*THE TASK:* The data below should be restated word for word, with every picture omitted.

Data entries
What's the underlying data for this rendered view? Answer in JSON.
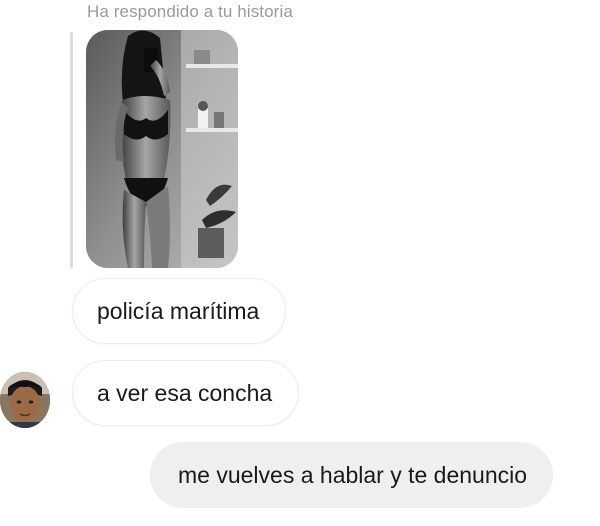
{
  "story": {
    "reply_label": "Ha respondido a tu historia",
    "thumbnail_icon": "story-photo"
  },
  "messages": [
    {
      "sender": "other",
      "text": "policía marítima"
    },
    {
      "sender": "other",
      "text": "a ver esa concha"
    },
    {
      "sender": "me",
      "text": "me vuelves a hablar y te denuncio"
    }
  ],
  "colors": {
    "incoming_bubble": "#ffffff",
    "outgoing_bubble": "#efefef",
    "label_text": "#9a9a9a",
    "message_text": "#1a1a1a"
  }
}
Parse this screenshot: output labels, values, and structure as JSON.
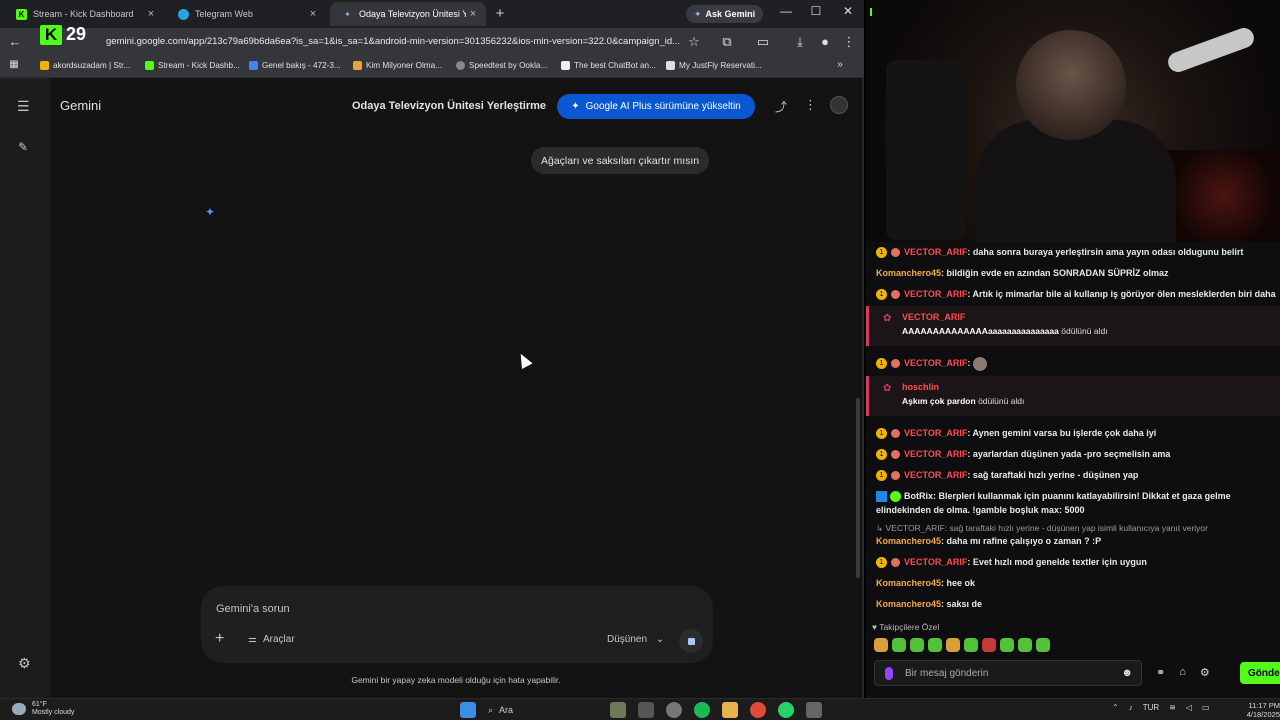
{
  "browser": {
    "tabs": [
      {
        "label": "Stream - Kick Dashboard",
        "close": "×"
      },
      {
        "label": "Telegram Web",
        "close": "×"
      },
      {
        "label": "Odaya Televizyon Ünitesi Yerleş",
        "close": "×"
      }
    ],
    "new_tab": "+",
    "ask_gemini": "Ask Gemini",
    "window_controls": {
      "minimize": "—",
      "maximize": "☐",
      "close": "✕"
    },
    "url": "gemini.google.com/app/213c79a69b6da6ea?is_sa=1&is_sa=1&android-min-version=301356232&ios-min-version=322.0&campaign_id...",
    "kick_overlay_count": "29",
    "bookmarks": [
      {
        "label": "akordsuzadam | Str...",
        "color": "#f0b400"
      },
      {
        "label": "Stream - Kick Dashb...",
        "color": "#53fc18"
      },
      {
        "label": "Genel bakış - 472-3...",
        "color": "#4285f4"
      },
      {
        "label": "Kim Milyoner Olma...",
        "color": "#e8a33d"
      },
      {
        "label": "Speedtest by Ookla...",
        "color": "#888888"
      },
      {
        "label": "The best ChatBot an...",
        "color": "#eeeeee"
      },
      {
        "label": "My JustFly Reservati...",
        "color": "#dddddd"
      }
    ]
  },
  "gemini": {
    "brand": "Gemini",
    "conversation_title": "Odaya Televizyon Ünitesi Yerleştirme",
    "upgrade_label": "Google AI Plus sürümüne yükseltin",
    "user_message": "Ağaçları ve saksıları çıkartır mısın",
    "input_placeholder": "Gemini'a sorun",
    "tools_label": "Araçlar",
    "mode_label": "Düşünen",
    "disclaimer": "Gemini bir yapay zeka modeli olduğu için hata yapabilir."
  },
  "stream": {
    "chat": [
      {
        "user": "VECTOR_ARIF",
        "text": ": daha sonra buraya yerleştirsin ama yayın odası oldugunu belirt"
      },
      {
        "user": "Komanchero45",
        "text": ": bildiğin evde en azından SONRADAN SÜPRİZ olmaz"
      },
      {
        "user": "VECTOR_ARIF",
        "text": ": Artık iç mimarlar bile ai kullanıp iş görüyor ölen mesleklerden biri daha"
      },
      {
        "user": "VECTOR_ARIF",
        "text": ": "
      },
      {
        "user": "VECTOR_ARIF",
        "text": ": Aynen gemini varsa bu işlerde çok daha iyi"
      },
      {
        "user": "VECTOR_ARIF",
        "text": ": ayarlardan düşünen yada -pro seçmelisin ama"
      },
      {
        "user": "VECTOR_ARIF",
        "text": ": sağ taraftaki hızlı yerine - düşünen yap"
      },
      {
        "user": "Komanchero45",
        "text": ": daha mı rafine çalışıyo o zaman ? :P"
      },
      {
        "user": "VECTOR_ARIF",
        "text": ": Evet hızlı mod genelde textler için uygun"
      },
      {
        "user": "Komanchero45",
        "text": ": hee ok"
      },
      {
        "user": "Komanchero45",
        "text": ": saksı de"
      }
    ],
    "rewards": [
      {
        "user": "VECTOR_ARIF",
        "text": "AAAAAAAAAAAAAAaaaaaaaaaaaaaaa",
        "suffix": "ödülünü aldı"
      },
      {
        "user": "hoschlin",
        "text": "Aşkım çok pardon",
        "suffix": "ödülünü aldı"
      }
    ],
    "bot": {
      "user": "BotRix",
      "text": ": Blerpleri kullanmak için puanını katlayabilirsin! Dikkat et gaza gelme elindekinden de olma. !gamble boşluk max: 5000"
    },
    "reply_ref": "↳ VECTOR_ARIF: sağ taraftaki hızlı yerine - düşünen yap isimli kullanıcıya yanıt veriyor",
    "followers_label": "Takipçilere Özel",
    "input_placeholder": "Bir mesaj gönderin",
    "send_label": "Gönder"
  },
  "taskbar": {
    "weather_temp": "61°F",
    "weather_desc": "Mostly cloudy",
    "search_label": "Ara",
    "lang": "TUR",
    "time": "11:17 PM",
    "date": "4/18/2025"
  }
}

*SOLUTION FOR THIS EXERCISE:*
What's the underlying data for this rendered view? Answer in JSON.
{
  "story": {
    "reply_label": "Ha respondido a tu historia",
    "thumbnail_icon": "story-photo"
  },
  "messages": [
    {
      "sender": "other",
      "text": "policía marítima"
    },
    {
      "sender": "other",
      "text": "a ver esa concha"
    },
    {
      "sender": "me",
      "text": "me vuelves a hablar y te denuncio"
    }
  ],
  "colors": {
    "incoming_bubble": "#ffffff",
    "outgoing_bubble": "#efefef",
    "label_text": "#9a9a9a",
    "message_text": "#1a1a1a"
  }
}
Parse this screenshot: output labels, values, and structure as JSON.
{
  "browser": {
    "tabs": [
      {
        "label": "Stream - Kick Dashboard",
        "close": "×"
      },
      {
        "label": "Telegram Web",
        "close": "×"
      },
      {
        "label": "Odaya Televizyon Ünitesi Yerleş",
        "close": "×"
      }
    ],
    "new_tab": "+",
    "ask_gemini": "Ask Gemini",
    "window_controls": {
      "minimize": "—",
      "maximize": "☐",
      "close": "✕"
    },
    "url": "gemini.google.com/app/213c79a69b6da6ea?is_sa=1&is_sa=1&android-min-version=301356232&ios-min-version=322.0&campaign_id...",
    "kick_overlay_count": "29",
    "bookmarks": [
      {
        "label": "akordsuzadam | Str...",
        "color": "#f0b400"
      },
      {
        "label": "Stream - Kick Dashb...",
        "color": "#53fc18"
      },
      {
        "label": "Genel bakış - 472-3...",
        "color": "#4285f4"
      },
      {
        "label": "Kim Milyoner Olma...",
        "color": "#e8a33d"
      },
      {
        "label": "Speedtest by Ookla...",
        "color": "#888888"
      },
      {
        "label": "The best ChatBot an...",
        "color": "#eeeeee"
      },
      {
        "label": "My JustFly Reservati...",
        "color": "#dddddd"
      }
    ]
  },
  "gemini": {
    "brand": "Gemini",
    "conversation_title": "Odaya Televizyon Ünitesi Yerleştirme",
    "upgrade_label": "Google AI Plus sürümüne yükseltin",
    "user_message": "Ağaçları ve saksıları çıkartır mısın",
    "input_placeholder": "Gemini'a sorun",
    "tools_label": "Araçlar",
    "mode_label": "Düşünen",
    "disclaimer": "Gemini bir yapay zeka modeli olduğu için hata yapabilir."
  },
  "stream": {
    "chat": [
      {
        "user": "VECTOR_ARIF",
        "text": ": daha sonra buraya yerleştirsin ama yayın odası oldugunu belirt"
      },
      {
        "user": "Komanchero45",
        "text": ": bildiğin evde en azından SONRADAN SÜPRİZ olmaz"
      },
      {
        "user": "VECTOR_ARIF",
        "text": ": Artık iç mimarlar bile ai kullanıp iş görüyor ölen mesleklerden biri daha"
      },
      {
        "user": "VECTOR_ARIF",
        "text": ": "
      },
      {
        "user": "VECTOR_ARIF",
        "text": ": Aynen gemini varsa bu işlerde çok daha iyi"
      },
      {
        "user": "VECTOR_ARIF",
        "text": ": ayarlardan düşünen yada -pro seçmelisin ama"
      },
      {
        "user": "VECTOR_ARIF",
        "text": ": sağ taraftaki hızlı yerine - düşünen yap"
      },
      {
        "user": "Komanchero45",
        "text": ": daha mı rafine çalışıyo o zaman ? :P"
      },
      {
        "user": "VECTOR_ARIF",
        "text": ": Evet hızlı mod genelde textler için uygun"
      },
      {
        "user": "Komanchero45",
        "text": ": hee ok"
      },
      {
        "user": "Komanchero45",
        "text": ": saksı de"
      }
    ],
    "rewards": [
      {
        "user": "VECTOR_ARIF",
        "text": "AAAAAAAAAAAAAAaaaaaaaaaaaaaaa",
        "suffix": "ödülünü aldı"
      },
      {
        "user": "hoschlin",
        "text": "Aşkım çok pardon",
        "suffix": "ödülünü aldı"
      }
    ],
    "bot": {
      "user": "BotRix",
      "text": ": Blerpleri kullanmak için puanını katlayabilirsin! Dikkat et gaza gelme elindekinden de olma. !gamble boşluk max: 5000"
    },
    "reply_ref": "↳ VECTOR_ARIF: sağ taraftaki hızlı yerine - düşünen yap isimli kullanıcıya yanıt veriyor",
    "followers_label": "Takipçilere Özel",
    "input_placeholder": "Bir mesaj gönderin",
    "send_label": "Gönder"
  },
  "taskbar": {
    "weather_temp": "61°F",
    "weather_desc": "Mostly cloudy",
    "search_label": "Ara",
    "lang": "TUR",
    "time": "11:17 PM",
    "date": "4/18/2025"
  }
}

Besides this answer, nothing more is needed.